◆ Source material:
.....

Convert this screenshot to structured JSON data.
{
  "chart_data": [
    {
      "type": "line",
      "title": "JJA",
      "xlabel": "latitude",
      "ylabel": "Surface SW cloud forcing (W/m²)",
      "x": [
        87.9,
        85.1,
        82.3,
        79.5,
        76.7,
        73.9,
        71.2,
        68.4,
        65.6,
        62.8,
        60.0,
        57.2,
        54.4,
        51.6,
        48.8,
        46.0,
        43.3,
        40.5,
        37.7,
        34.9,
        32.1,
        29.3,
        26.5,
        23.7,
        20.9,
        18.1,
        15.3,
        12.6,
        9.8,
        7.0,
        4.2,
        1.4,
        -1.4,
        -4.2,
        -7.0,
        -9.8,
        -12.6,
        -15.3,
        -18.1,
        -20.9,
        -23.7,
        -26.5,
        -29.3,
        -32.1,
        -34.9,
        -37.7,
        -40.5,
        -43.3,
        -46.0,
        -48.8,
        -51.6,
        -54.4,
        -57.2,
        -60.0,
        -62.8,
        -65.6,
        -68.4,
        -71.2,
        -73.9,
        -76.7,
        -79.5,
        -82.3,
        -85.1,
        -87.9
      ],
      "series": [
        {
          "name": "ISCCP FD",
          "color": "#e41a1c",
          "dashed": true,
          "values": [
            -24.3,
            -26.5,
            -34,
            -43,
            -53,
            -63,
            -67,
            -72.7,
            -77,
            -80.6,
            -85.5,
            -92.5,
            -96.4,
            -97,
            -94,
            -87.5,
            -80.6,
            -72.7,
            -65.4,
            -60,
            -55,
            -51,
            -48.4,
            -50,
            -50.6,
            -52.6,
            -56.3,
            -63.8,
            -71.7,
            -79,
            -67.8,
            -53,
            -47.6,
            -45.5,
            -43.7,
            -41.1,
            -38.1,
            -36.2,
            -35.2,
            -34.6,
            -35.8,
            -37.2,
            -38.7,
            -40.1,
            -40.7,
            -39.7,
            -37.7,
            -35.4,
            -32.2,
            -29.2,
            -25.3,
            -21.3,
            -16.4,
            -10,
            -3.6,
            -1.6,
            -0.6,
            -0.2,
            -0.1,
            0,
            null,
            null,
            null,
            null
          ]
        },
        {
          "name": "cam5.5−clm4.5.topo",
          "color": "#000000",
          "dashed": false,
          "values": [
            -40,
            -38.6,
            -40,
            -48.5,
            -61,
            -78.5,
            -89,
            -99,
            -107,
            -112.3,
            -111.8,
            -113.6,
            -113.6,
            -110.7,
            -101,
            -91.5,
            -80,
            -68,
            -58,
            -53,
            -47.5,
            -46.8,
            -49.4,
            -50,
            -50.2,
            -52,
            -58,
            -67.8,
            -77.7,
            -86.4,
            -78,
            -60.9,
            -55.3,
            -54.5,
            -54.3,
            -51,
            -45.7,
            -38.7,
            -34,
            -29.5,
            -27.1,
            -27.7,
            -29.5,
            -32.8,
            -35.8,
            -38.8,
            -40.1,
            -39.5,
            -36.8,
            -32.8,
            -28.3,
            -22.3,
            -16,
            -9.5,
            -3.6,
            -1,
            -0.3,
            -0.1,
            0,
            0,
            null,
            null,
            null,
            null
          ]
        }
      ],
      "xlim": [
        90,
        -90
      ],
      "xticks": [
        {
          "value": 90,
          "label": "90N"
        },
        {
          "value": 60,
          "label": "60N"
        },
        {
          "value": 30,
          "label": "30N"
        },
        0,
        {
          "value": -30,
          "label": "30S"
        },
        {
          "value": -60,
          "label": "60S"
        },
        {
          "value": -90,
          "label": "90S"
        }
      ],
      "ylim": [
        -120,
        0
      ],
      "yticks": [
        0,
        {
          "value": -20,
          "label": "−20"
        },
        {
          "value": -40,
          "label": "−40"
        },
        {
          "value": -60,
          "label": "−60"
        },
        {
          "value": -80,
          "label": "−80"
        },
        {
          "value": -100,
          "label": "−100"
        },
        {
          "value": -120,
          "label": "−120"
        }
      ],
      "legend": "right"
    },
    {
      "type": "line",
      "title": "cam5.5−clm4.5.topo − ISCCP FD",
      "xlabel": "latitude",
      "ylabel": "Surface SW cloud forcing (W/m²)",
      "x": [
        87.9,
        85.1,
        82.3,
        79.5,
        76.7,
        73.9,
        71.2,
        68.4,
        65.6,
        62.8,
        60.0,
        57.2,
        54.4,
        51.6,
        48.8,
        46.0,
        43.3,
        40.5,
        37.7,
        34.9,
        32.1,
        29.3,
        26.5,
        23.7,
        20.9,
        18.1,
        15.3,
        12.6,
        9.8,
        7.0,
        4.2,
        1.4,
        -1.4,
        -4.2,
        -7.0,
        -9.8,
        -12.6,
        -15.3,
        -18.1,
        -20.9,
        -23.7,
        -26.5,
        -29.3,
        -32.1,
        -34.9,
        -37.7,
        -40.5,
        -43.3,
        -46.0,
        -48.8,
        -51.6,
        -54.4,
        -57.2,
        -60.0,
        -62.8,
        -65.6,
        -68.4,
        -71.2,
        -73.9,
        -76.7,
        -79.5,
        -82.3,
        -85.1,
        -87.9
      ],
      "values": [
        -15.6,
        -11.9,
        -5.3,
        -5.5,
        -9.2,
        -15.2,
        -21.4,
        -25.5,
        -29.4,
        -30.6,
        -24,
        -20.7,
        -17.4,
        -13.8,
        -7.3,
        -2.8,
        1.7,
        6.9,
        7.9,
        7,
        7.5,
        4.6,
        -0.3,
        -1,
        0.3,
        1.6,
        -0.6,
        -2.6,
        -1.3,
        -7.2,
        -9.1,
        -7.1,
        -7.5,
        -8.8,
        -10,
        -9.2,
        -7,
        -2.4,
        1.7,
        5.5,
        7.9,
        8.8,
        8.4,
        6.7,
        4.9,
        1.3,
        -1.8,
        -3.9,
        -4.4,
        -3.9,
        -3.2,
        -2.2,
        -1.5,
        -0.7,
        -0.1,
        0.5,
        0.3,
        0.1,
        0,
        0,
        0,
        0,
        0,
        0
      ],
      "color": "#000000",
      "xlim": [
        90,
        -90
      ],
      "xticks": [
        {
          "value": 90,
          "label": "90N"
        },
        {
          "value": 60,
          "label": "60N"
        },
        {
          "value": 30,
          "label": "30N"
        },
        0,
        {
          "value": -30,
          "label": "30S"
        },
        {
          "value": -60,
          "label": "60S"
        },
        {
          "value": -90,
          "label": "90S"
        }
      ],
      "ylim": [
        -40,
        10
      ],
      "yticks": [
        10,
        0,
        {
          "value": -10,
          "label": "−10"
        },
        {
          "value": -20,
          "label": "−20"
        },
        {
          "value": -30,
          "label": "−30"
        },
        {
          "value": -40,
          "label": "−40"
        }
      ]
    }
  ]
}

.....

Write out the records shown above, exactly as they appear.

Convert this screenshot to structured JSON data.
{
  "chart_data": [
    {
      "type": "line",
      "title": "JJA",
      "xlabel": "latitude",
      "ylabel": "Surface SW cloud forcing (W/m²)",
      "x": [
        87.9,
        85.1,
        82.3,
        79.5,
        76.7,
        73.9,
        71.2,
        68.4,
        65.6,
        62.8,
        60.0,
        57.2,
        54.4,
        51.6,
        48.8,
        46.0,
        43.3,
        40.5,
        37.7,
        34.9,
        32.1,
        29.3,
        26.5,
        23.7,
        20.9,
        18.1,
        15.3,
        12.6,
        9.8,
        7.0,
        4.2,
        1.4,
        -1.4,
        -4.2,
        -7.0,
        -9.8,
        -12.6,
        -15.3,
        -18.1,
        -20.9,
        -23.7,
        -26.5,
        -29.3,
        -32.1,
        -34.9,
        -37.7,
        -40.5,
        -43.3,
        -46.0,
        -48.8,
        -51.6,
        -54.4,
        -57.2,
        -60.0,
        -62.8,
        -65.6,
        -68.4,
        -71.2,
        -73.9,
        -76.7,
        -79.5,
        -82.3,
        -85.1,
        -87.9
      ],
      "series": [
        {
          "name": "ISCCP FD",
          "color": "#e41a1c",
          "dashed": true,
          "values": [
            -24.3,
            -26.5,
            -34,
            -43,
            -53,
            -63,
            -67,
            -72.7,
            -77,
            -80.6,
            -85.5,
            -92.5,
            -96.4,
            -97,
            -94,
            -87.5,
            -80.6,
            -72.7,
            -65.4,
            -60,
            -55,
            -51,
            -48.4,
            -50,
            -50.6,
            -52.6,
            -56.3,
            -63.8,
            -71.7,
            -79,
            -67.8,
            -53,
            -47.6,
            -45.5,
            -43.7,
            -41.1,
            -38.1,
            -36.2,
            -35.2,
            -34.6,
            -35.8,
            -37.2,
            -38.7,
            -40.1,
            -40.7,
            -39.7,
            -37.7,
            -35.4,
            -32.2,
            -29.2,
            -25.3,
            -21.3,
            -16.4,
            -10,
            -3.6,
            -1.6,
            -0.6,
            -0.2,
            -0.1,
            0,
            null,
            null,
            null,
            null
          ]
        },
        {
          "name": "cam5.5−clm4.5.topo",
          "color": "#000000",
          "dashed": false,
          "values": [
            -40,
            -38.6,
            -40,
            -48.5,
            -61,
            -78.5,
            -89,
            -99,
            -107,
            -112.3,
            -111.8,
            -113.6,
            -113.6,
            -110.7,
            -101,
            -91.5,
            -80,
            -68,
            -58,
            -53,
            -47.5,
            -46.8,
            -49.4,
            -50,
            -50.2,
            -52,
            -58,
            -67.8,
            -77.7,
            -86.4,
            -78,
            -60.9,
            -55.3,
            -54.5,
            -54.3,
            -51,
            -45.7,
            -38.7,
            -34,
            -29.5,
            -27.1,
            -27.7,
            -29.5,
            -32.8,
            -35.8,
            -38.8,
            -40.1,
            -39.5,
            -36.8,
            -32.8,
            -28.3,
            -22.3,
            -16,
            -9.5,
            -3.6,
            -1,
            -0.3,
            -0.1,
            0,
            0,
            null,
            null,
            null,
            null
          ]
        }
      ],
      "xlim": [
        90,
        -90
      ],
      "xticks": [
        {
          "value": 90,
          "label": "90N"
        },
        {
          "value": 60,
          "label": "60N"
        },
        {
          "value": 30,
          "label": "30N"
        },
        0,
        {
          "value": -30,
          "label": "30S"
        },
        {
          "value": -60,
          "label": "60S"
        },
        {
          "value": -90,
          "label": "90S"
        }
      ],
      "ylim": [
        -120,
        0
      ],
      "yticks": [
        0,
        {
          "value": -20,
          "label": "−20"
        },
        {
          "value": -40,
          "label": "−40"
        },
        {
          "value": -60,
          "label": "−60"
        },
        {
          "value": -80,
          "label": "−80"
        },
        {
          "value": -100,
          "label": "−100"
        },
        {
          "value": -120,
          "label": "−120"
        }
      ],
      "legend": "right"
    },
    {
      "type": "line",
      "title": "cam5.5−clm4.5.topo − ISCCP FD",
      "xlabel": "latitude",
      "ylabel": "Surface SW cloud forcing (W/m²)",
      "x": [
        87.9,
        85.1,
        82.3,
        79.5,
        76.7,
        73.9,
        71.2,
        68.4,
        65.6,
        62.8,
        60.0,
        57.2,
        54.4,
        51.6,
        48.8,
        46.0,
        43.3,
        40.5,
        37.7,
        34.9,
        32.1,
        29.3,
        26.5,
        23.7,
        20.9,
        18.1,
        15.3,
        12.6,
        9.8,
        7.0,
        4.2,
        1.4,
        -1.4,
        -4.2,
        -7.0,
        -9.8,
        -12.6,
        -15.3,
        -18.1,
        -20.9,
        -23.7,
        -26.5,
        -29.3,
        -32.1,
        -34.9,
        -37.7,
        -40.5,
        -43.3,
        -46.0,
        -48.8,
        -51.6,
        -54.4,
        -57.2,
        -60.0,
        -62.8,
        -65.6,
        -68.4,
        -71.2,
        -73.9,
        -76.7,
        -79.5,
        -82.3,
        -85.1,
        -87.9
      ],
      "values": [
        -15.6,
        -11.9,
        -5.3,
        -5.5,
        -9.2,
        -15.2,
        -21.4,
        -25.5,
        -29.4,
        -30.6,
        -24,
        -20.7,
        -17.4,
        -13.8,
        -7.3,
        -2.8,
        1.7,
        6.9,
        7.9,
        7,
        7.5,
        4.6,
        -0.3,
        -1,
        0.3,
        1.6,
        -0.6,
        -2.6,
        -1.3,
        -7.2,
        -9.1,
        -7.1,
        -7.5,
        -8.8,
        -10,
        -9.2,
        -7,
        -2.4,
        1.7,
        5.5,
        7.9,
        8.8,
        8.4,
        6.7,
        4.9,
        1.3,
        -1.8,
        -3.9,
        -4.4,
        -3.9,
        -3.2,
        -2.2,
        -1.5,
        -0.7,
        -0.1,
        0.5,
        0.3,
        0.1,
        0,
        0,
        0,
        0,
        0,
        0
      ],
      "color": "#000000",
      "xlim": [
        90,
        -90
      ],
      "xticks": [
        {
          "value": 90,
          "label": "90N"
        },
        {
          "value": 60,
          "label": "60N"
        },
        {
          "value": 30,
          "label": "30N"
        },
        0,
        {
          "value": -30,
          "label": "30S"
        },
        {
          "value": -60,
          "label": "60S"
        },
        {
          "value": -90,
          "label": "90S"
        }
      ],
      "ylim": [
        -40,
        10
      ],
      "yticks": [
        10,
        0,
        {
          "value": -10,
          "label": "−10"
        },
        {
          "value": -20,
          "label": "−20"
        },
        {
          "value": -30,
          "label": "−30"
        },
        {
          "value": -40,
          "label": "−40"
        }
      ]
    }
  ]
}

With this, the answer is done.